>> BEGIN DATASET ROWS

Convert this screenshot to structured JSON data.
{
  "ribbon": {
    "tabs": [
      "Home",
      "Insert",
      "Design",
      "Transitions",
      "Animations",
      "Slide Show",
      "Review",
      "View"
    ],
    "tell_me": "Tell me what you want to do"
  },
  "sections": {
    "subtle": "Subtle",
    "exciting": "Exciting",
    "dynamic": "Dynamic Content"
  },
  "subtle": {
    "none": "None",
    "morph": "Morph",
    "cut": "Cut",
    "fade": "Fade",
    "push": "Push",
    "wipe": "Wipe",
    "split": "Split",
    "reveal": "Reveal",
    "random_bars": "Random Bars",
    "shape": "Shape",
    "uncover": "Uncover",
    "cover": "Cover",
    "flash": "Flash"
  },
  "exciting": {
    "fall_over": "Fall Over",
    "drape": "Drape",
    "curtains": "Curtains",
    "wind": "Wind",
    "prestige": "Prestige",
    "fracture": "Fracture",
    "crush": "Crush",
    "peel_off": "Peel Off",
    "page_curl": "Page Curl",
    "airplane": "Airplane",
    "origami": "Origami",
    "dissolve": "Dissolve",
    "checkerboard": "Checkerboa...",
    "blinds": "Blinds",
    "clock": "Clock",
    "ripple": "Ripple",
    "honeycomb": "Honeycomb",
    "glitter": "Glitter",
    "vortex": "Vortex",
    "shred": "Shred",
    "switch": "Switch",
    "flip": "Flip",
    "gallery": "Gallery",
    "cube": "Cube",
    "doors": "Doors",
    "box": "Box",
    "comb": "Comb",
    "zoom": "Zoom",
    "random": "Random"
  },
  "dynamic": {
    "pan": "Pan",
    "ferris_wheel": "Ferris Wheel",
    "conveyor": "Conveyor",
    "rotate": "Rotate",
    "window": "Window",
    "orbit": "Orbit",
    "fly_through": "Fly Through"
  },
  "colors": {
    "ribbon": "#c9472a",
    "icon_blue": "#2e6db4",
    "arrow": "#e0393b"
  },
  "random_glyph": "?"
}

>> END DATASET ROWS

_THE REQUEST_
Transcribe each entry exactly.

_RESULT OF THIS TASK_
Convert this screenshot to structured JSON data.
{
  "ribbon": {
    "tabs": [
      "Home",
      "Insert",
      "Design",
      "Transitions",
      "Animations",
      "Slide Show",
      "Review",
      "View"
    ],
    "tell_me": "Tell me what you want to do"
  },
  "sections": {
    "subtle": "Subtle",
    "exciting": "Exciting",
    "dynamic": "Dynamic Content"
  },
  "subtle": {
    "none": "None",
    "morph": "Morph",
    "cut": "Cut",
    "fade": "Fade",
    "push": "Push",
    "wipe": "Wipe",
    "split": "Split",
    "reveal": "Reveal",
    "random_bars": "Random Bars",
    "shape": "Shape",
    "uncover": "Uncover",
    "cover": "Cover",
    "flash": "Flash"
  },
  "exciting": {
    "fall_over": "Fall Over",
    "drape": "Drape",
    "curtains": "Curtains",
    "wind": "Wind",
    "prestige": "Prestige",
    "fracture": "Fracture",
    "crush": "Crush",
    "peel_off": "Peel Off",
    "page_curl": "Page Curl",
    "airplane": "Airplane",
    "origami": "Origami",
    "dissolve": "Dissolve",
    "checkerboard": "Checkerboa...",
    "blinds": "Blinds",
    "clock": "Clock",
    "ripple": "Ripple",
    "honeycomb": "Honeycomb",
    "glitter": "Glitter",
    "vortex": "Vortex",
    "shred": "Shred",
    "switch": "Switch",
    "flip": "Flip",
    "gallery": "Gallery",
    "cube": "Cube",
    "doors": "Doors",
    "box": "Box",
    "comb": "Comb",
    "zoom": "Zoom",
    "random": "Random"
  },
  "dynamic": {
    "pan": "Pan",
    "ferris_wheel": "Ferris Wheel",
    "conveyor": "Conveyor",
    "rotate": "Rotate",
    "window": "Window",
    "orbit": "Orbit",
    "fly_through": "Fly Through"
  },
  "colors": {
    "ribbon": "#c9472a",
    "icon_blue": "#2e6db4",
    "arrow": "#e0393b"
  },
  "random_glyph": "?"
}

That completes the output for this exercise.